GIVEN RECORDS:

* Start *

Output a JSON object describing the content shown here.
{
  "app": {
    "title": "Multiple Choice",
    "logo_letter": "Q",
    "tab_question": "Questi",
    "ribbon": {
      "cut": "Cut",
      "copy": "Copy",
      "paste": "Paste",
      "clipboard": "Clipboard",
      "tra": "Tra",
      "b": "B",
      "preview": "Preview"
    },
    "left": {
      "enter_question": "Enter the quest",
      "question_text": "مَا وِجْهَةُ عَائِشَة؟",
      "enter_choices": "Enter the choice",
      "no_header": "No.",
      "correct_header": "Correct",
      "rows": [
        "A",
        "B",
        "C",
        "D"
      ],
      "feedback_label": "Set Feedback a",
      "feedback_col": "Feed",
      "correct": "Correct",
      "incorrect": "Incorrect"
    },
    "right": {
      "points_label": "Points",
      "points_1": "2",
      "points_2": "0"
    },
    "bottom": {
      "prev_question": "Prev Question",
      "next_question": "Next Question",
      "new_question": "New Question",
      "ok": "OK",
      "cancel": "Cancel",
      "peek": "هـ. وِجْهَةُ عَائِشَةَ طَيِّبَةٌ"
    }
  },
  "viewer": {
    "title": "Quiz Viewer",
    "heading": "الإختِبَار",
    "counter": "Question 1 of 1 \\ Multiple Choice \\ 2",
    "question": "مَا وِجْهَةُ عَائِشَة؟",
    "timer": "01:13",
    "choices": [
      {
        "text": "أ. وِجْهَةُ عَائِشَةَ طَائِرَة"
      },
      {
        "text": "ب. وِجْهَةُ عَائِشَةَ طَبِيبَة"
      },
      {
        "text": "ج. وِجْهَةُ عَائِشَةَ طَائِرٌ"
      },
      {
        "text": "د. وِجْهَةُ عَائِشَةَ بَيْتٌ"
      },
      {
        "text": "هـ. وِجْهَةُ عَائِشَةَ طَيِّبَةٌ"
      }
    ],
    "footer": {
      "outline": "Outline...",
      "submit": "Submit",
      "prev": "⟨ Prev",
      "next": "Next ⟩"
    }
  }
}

* End *

TASK: Retype the material in full. Each word must match.

WRITTEN SOLUTION:
Output a JSON object describing the content shown here.
{
  "app": {
    "title": "Multiple Choice",
    "logo_letter": "Q",
    "tab_question": "Questi",
    "ribbon": {
      "cut": "Cut",
      "copy": "Copy",
      "paste": "Paste",
      "clipboard": "Clipboard",
      "tra": "Tra",
      "b": "B",
      "preview": "Preview"
    },
    "left": {
      "enter_question": "Enter the quest",
      "question_text": "مَا وِجْهَةُ عَائِشَة؟",
      "enter_choices": "Enter the choice",
      "no_header": "No.",
      "correct_header": "Correct",
      "rows": [
        "A",
        "B",
        "C",
        "D"
      ],
      "feedback_label": "Set Feedback a",
      "feedback_col": "Feed",
      "correct": "Correct",
      "incorrect": "Incorrect"
    },
    "right": {
      "points_label": "Points",
      "points_1": "2",
      "points_2": "0"
    },
    "bottom": {
      "prev_question": "Prev Question",
      "next_question": "Next Question",
      "new_question": "New Question",
      "ok": "OK",
      "cancel": "Cancel",
      "peek": "هـ. وِجْهَةُ عَائِشَةَ طَيِّبَةٌ"
    }
  },
  "viewer": {
    "title": "Quiz Viewer",
    "heading": "الإختِبَار",
    "counter": "Question 1 of 1 \\ Multiple Choice \\ 2",
    "question": "مَا وِجْهَةُ عَائِشَة؟",
    "timer": "01:13",
    "choices": [
      {
        "text": "أ. وِجْهَةُ عَائِشَةَ طَائِرَة"
      },
      {
        "text": "ب. وِجْهَةُ عَائِشَةَ طَبِيبَة"
      },
      {
        "text": "ج. وِجْهَةُ عَائِشَةَ طَائِرٌ"
      },
      {
        "text": "د. وِجْهَةُ عَائِشَةَ بَيْتٌ"
      },
      {
        "text": "هـ. وِجْهَةُ عَائِشَةَ طَيِّبَةٌ"
      }
    ],
    "footer": {
      "outline": "Outline...",
      "submit": "Submit",
      "prev": "⟨ Prev",
      "next": "Next ⟩"
    }
  }
}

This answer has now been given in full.